Your goal
Every line below that holds the string "document" should be copied out.

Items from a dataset
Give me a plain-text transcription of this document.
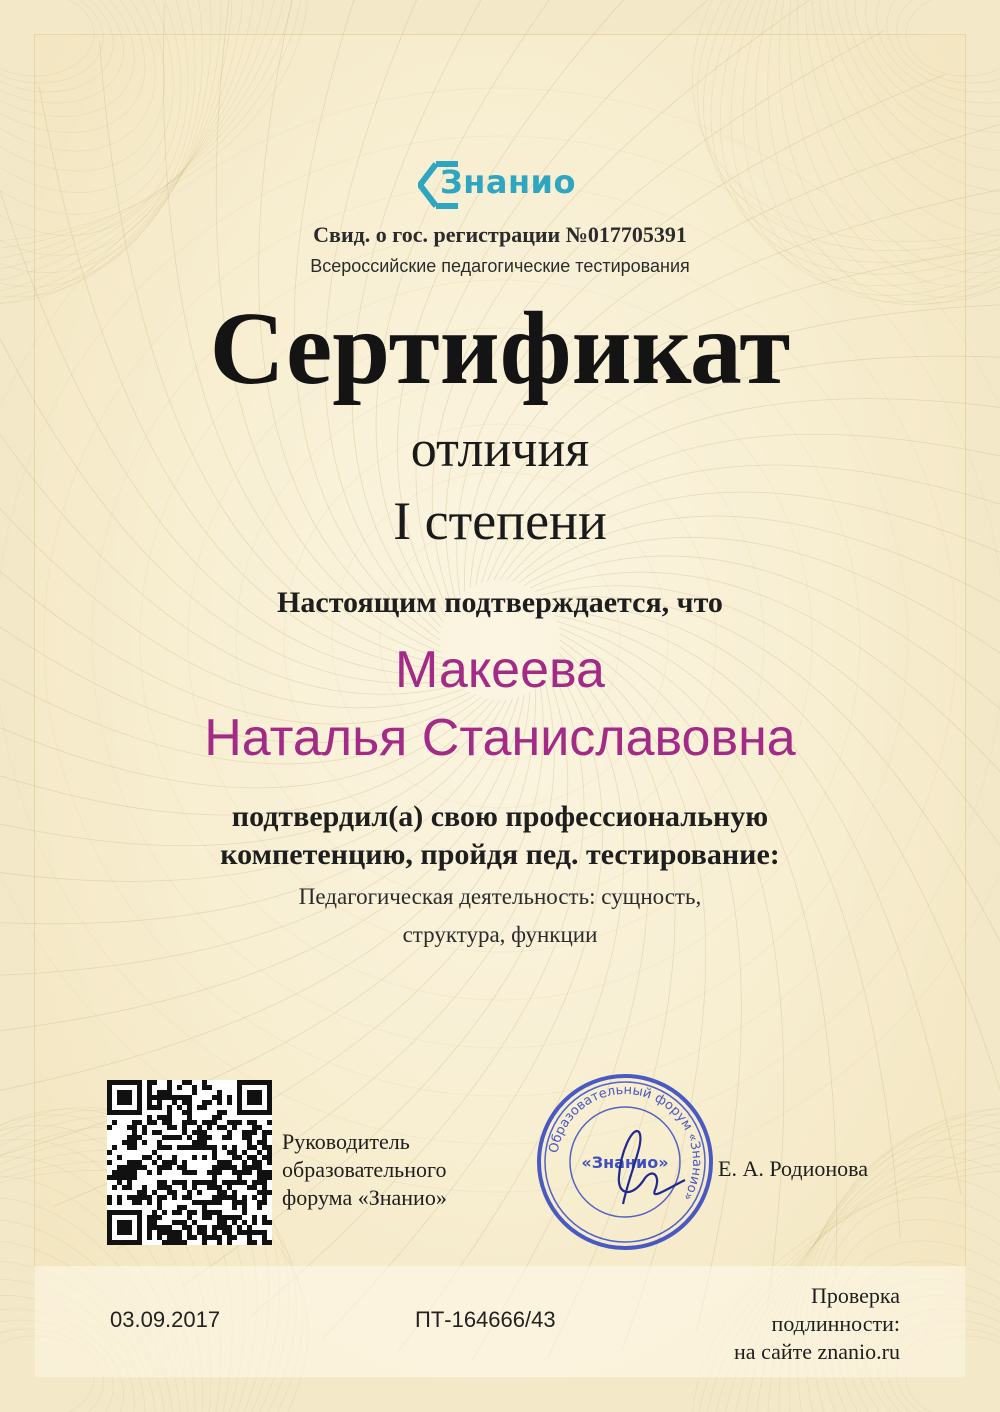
Знанио
Свид. о гос. регистрации №017705391
Всероссийские педагогические тестирования
Сертификат
отличия
I степени
Настоящим подтверждается, что
Макеева
Наталья Станиславовна
подтвердил(а) свою профессиональную
компетенцию, пройдя пед. тестирование:
Педагогическая деятельность: сущность,
структура, функции
Руководитель
образовательного
форума «Знанио»
Образовательный форум «Знанио»
«Знанио» Е. А. Родионова
03.09.2017	ПТ-164666/43
Проверка
подлинности:
на сайте znanio.ru
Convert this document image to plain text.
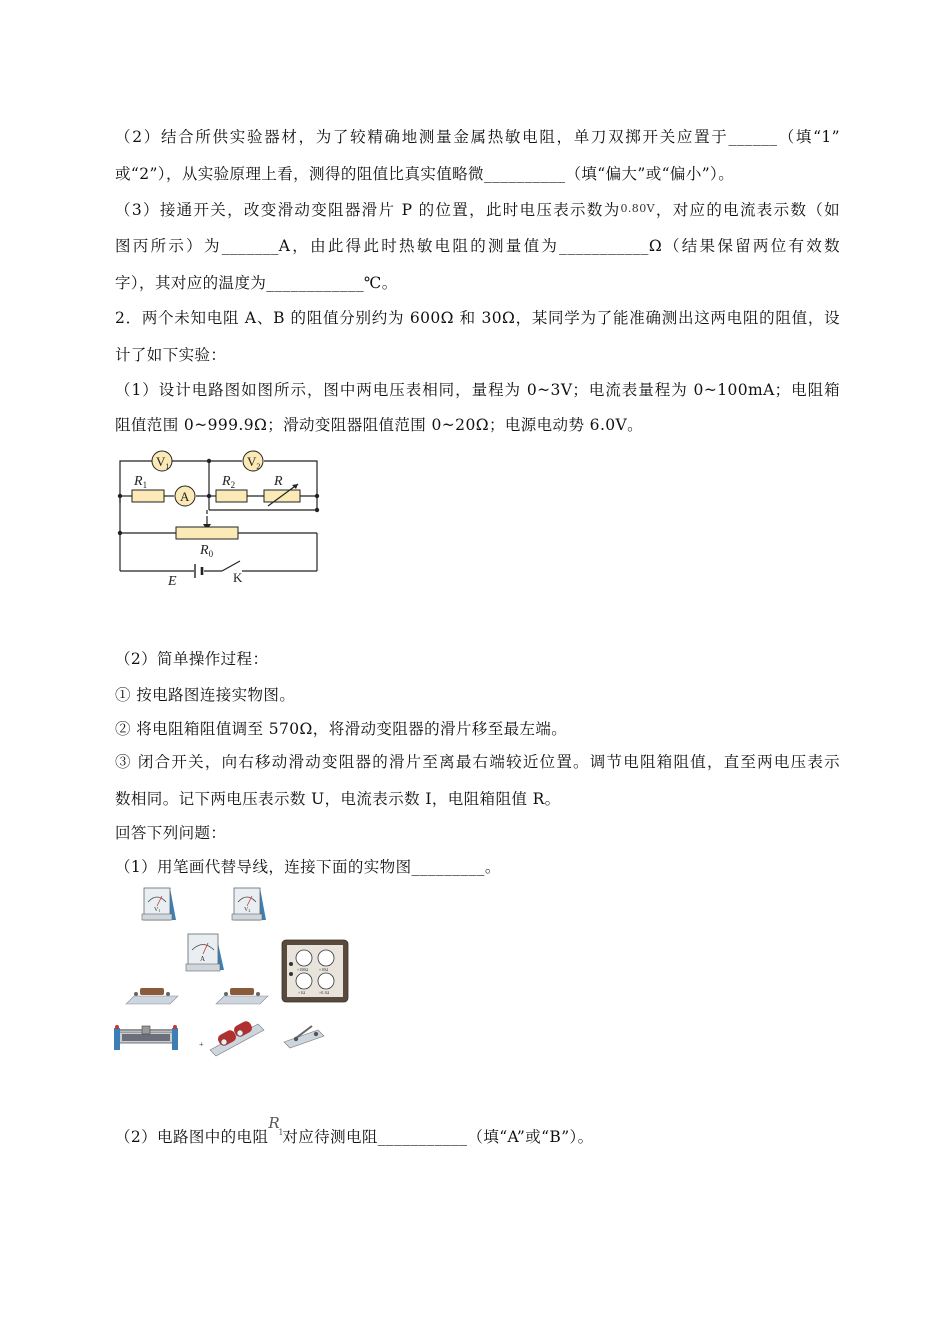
（2）结合所供实验器材，为了较精确地测量金属热敏电阻，单刀双掷开关应置于______（填“1”
或“2”），从实验原理上看，测得的阻值比真实值略微__________（填“偏大”或“偏小”）。
（3）接通开关，改变滑动变阻器滑片 P 的位置，此时电压表示数为0.80V，对应的电流表示数（如
图丙所示）为_______A，由此得此时热敏电阻的测量值为___________Ω（结果保留两位有效数
字），其对应的温度为____________℃。
2．两个未知电阻 A、B 的阻值分别约为 600Ω 和 30Ω，某同学为了能准确测出这两电阻的阻值，设
计了如下实验：
（1）设计电路图如图所示，图中两电压表相同，量程为 0~3V；电流表量程为 0~100mA；电阻箱
阻值范围 0~999.9Ω；滑动变阻器阻值范围 0~20Ω；电源电动势 6.0V。
$V_1$	$V_2$
A
$R_1$	$R_2$	R
$R_0$
E	K
（2）简单操作过程：
① 按电路图连接实物图。
② 将电阻箱阻值调至 570Ω，将滑动变阻器的滑片移至最左端。
③ 闭合开关，向右移动滑动变阻器的滑片至离最右端较近位置。调节电阻箱阻值，直至两电压表示
数相同。记下两电压表示数 U，电流表示数 I，电阻箱阻值 R。
回答下列问题：
（1）用笔画代替导线，连接下面的实物图_________。
V1	V2
A
×100Ω	×10Ω
×1Ω	×0.1Ω
+
（2）电路图中的电阻
R
1
对应待测电阻___________（填“A”或“B”）。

Written solution
Give me a plain-text transcription of this document.
Convert this document image to plain text.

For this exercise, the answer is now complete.